» **Do this**:
Each line containing the word "code" must be collected.

Data records:
---*---

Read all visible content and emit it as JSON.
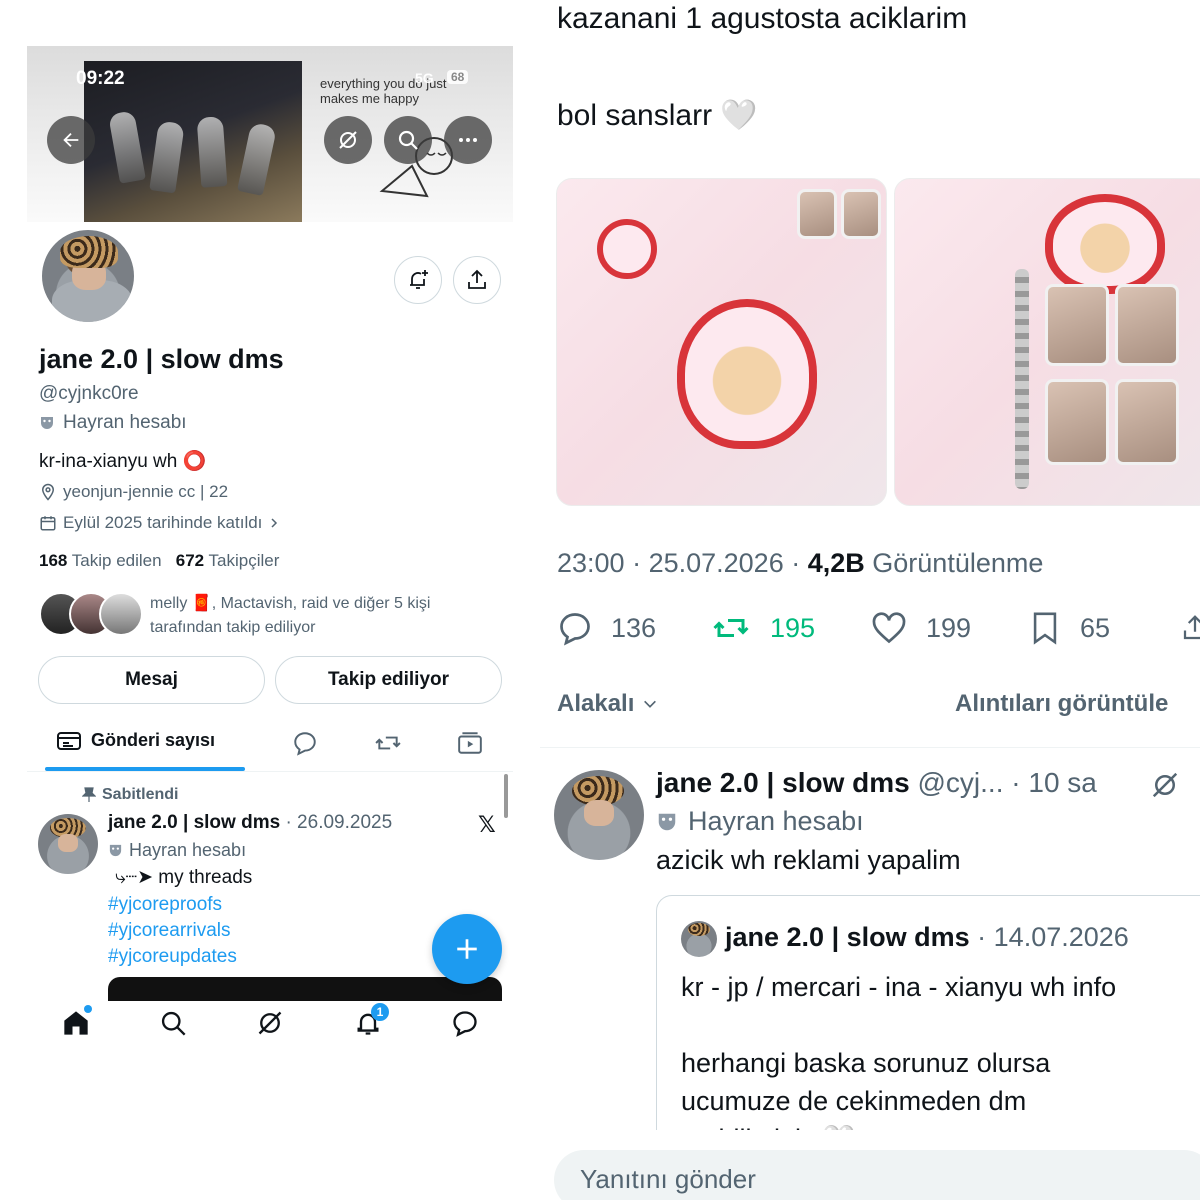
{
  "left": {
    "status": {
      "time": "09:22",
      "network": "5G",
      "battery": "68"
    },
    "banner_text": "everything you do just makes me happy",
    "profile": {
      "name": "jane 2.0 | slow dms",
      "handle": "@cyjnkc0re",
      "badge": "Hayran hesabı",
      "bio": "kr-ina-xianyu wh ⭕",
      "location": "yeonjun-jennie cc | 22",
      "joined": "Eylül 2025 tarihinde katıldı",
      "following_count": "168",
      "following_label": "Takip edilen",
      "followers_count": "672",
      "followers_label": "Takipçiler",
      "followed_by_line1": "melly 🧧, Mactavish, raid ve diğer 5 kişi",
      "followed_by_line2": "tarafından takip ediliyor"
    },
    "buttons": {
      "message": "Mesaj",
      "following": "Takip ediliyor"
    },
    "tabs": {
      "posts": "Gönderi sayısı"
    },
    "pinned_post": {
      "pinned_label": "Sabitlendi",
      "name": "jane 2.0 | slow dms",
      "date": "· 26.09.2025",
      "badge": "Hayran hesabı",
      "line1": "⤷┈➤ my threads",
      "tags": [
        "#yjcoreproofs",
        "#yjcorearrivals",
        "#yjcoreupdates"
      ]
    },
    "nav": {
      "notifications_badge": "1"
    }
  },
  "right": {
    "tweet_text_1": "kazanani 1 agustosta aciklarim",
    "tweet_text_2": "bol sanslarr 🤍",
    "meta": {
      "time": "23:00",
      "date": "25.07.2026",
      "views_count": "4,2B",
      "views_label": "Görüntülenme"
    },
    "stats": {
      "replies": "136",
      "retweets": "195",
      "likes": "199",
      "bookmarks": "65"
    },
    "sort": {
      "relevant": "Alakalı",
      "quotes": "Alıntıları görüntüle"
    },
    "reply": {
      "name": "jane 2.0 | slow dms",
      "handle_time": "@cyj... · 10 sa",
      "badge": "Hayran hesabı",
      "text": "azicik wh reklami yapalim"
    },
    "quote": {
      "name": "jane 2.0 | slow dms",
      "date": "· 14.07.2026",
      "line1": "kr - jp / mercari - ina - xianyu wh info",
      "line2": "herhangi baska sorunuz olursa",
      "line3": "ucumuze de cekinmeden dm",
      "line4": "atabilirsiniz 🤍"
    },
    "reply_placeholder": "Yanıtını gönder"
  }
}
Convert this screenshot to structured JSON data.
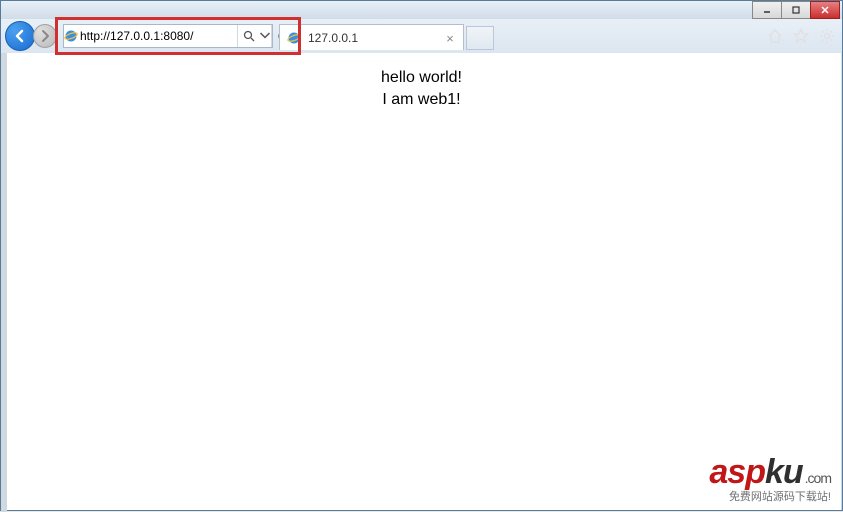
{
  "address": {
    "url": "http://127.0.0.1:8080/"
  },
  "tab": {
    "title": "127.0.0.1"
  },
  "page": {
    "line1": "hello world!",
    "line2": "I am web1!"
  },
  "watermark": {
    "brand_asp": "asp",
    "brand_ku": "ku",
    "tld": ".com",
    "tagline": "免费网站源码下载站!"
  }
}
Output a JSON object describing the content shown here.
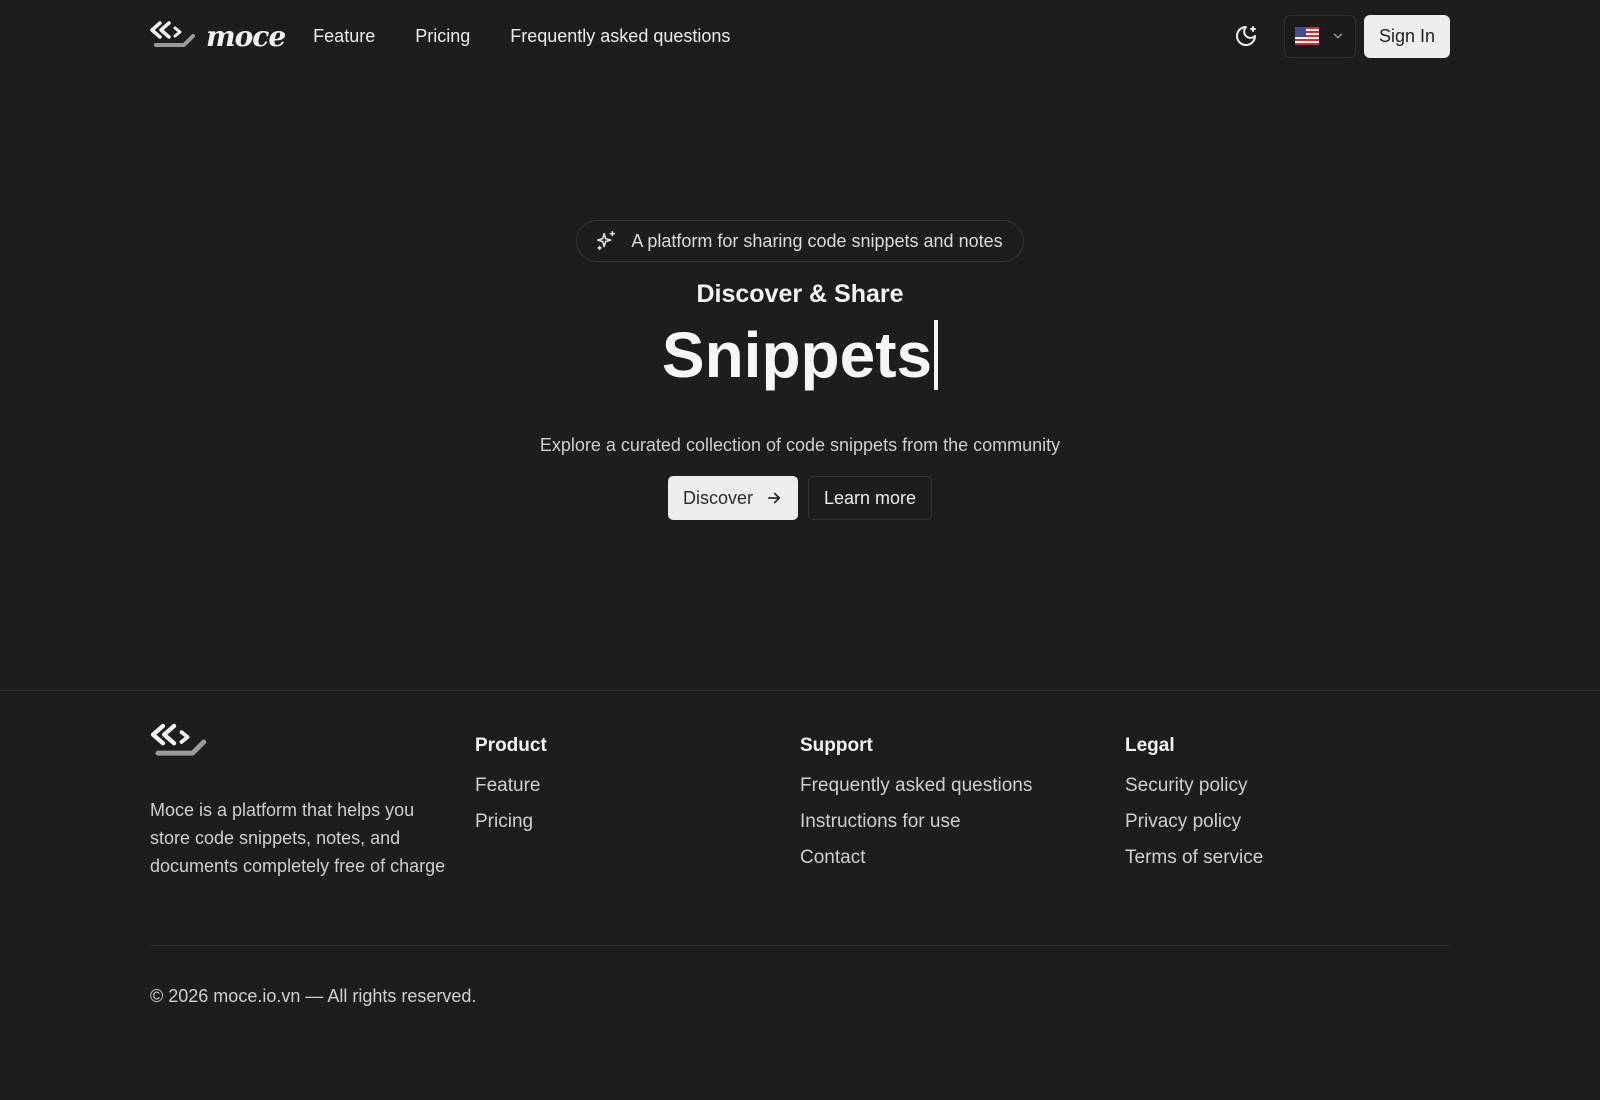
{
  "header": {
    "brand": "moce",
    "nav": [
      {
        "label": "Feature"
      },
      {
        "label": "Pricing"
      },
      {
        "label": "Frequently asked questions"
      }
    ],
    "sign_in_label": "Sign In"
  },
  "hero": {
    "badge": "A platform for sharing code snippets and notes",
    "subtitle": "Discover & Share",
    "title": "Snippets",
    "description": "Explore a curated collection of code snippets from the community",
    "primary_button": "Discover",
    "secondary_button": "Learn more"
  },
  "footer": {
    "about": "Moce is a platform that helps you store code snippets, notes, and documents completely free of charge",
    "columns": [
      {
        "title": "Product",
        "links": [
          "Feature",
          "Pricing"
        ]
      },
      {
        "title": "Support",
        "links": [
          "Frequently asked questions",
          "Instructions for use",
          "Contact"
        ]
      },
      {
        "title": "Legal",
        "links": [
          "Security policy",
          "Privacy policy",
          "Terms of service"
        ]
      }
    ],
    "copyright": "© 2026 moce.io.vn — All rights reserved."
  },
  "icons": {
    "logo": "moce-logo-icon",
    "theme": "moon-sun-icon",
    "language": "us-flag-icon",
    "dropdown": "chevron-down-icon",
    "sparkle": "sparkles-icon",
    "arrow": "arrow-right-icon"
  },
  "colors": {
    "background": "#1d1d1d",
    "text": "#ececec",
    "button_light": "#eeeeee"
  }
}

---*---

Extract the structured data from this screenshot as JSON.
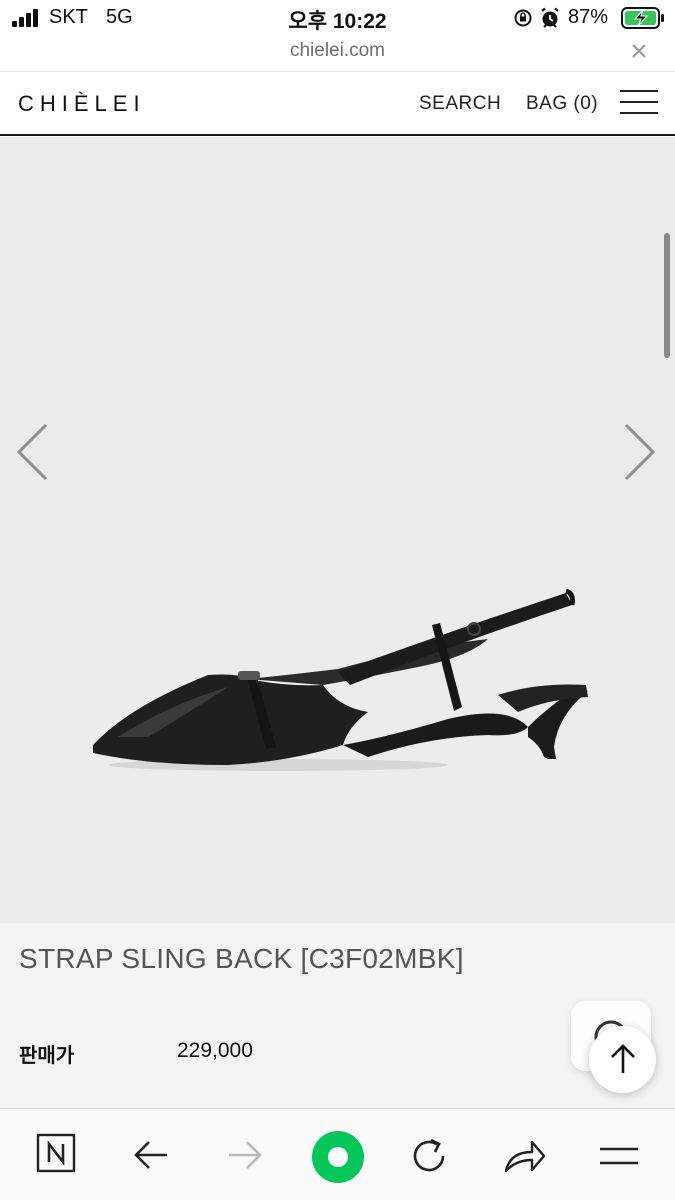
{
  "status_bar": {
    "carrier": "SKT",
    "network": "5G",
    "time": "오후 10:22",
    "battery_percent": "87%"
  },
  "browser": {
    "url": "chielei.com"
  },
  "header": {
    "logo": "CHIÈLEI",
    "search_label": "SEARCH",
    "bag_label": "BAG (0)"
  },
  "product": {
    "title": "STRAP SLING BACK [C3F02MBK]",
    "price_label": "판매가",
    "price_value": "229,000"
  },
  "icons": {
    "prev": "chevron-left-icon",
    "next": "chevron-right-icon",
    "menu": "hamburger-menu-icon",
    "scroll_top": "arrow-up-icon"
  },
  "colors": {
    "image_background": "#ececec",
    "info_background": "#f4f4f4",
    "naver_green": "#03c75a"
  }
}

---*---

» **Result of this exercise**:
    "badge": "A platform for sharing code snippets and notes",
    "description": "Explore a curated collection of code snippets from the community",
    "about": "Moce is a platform that helps you store code snippets, notes, and documents completely free of charge",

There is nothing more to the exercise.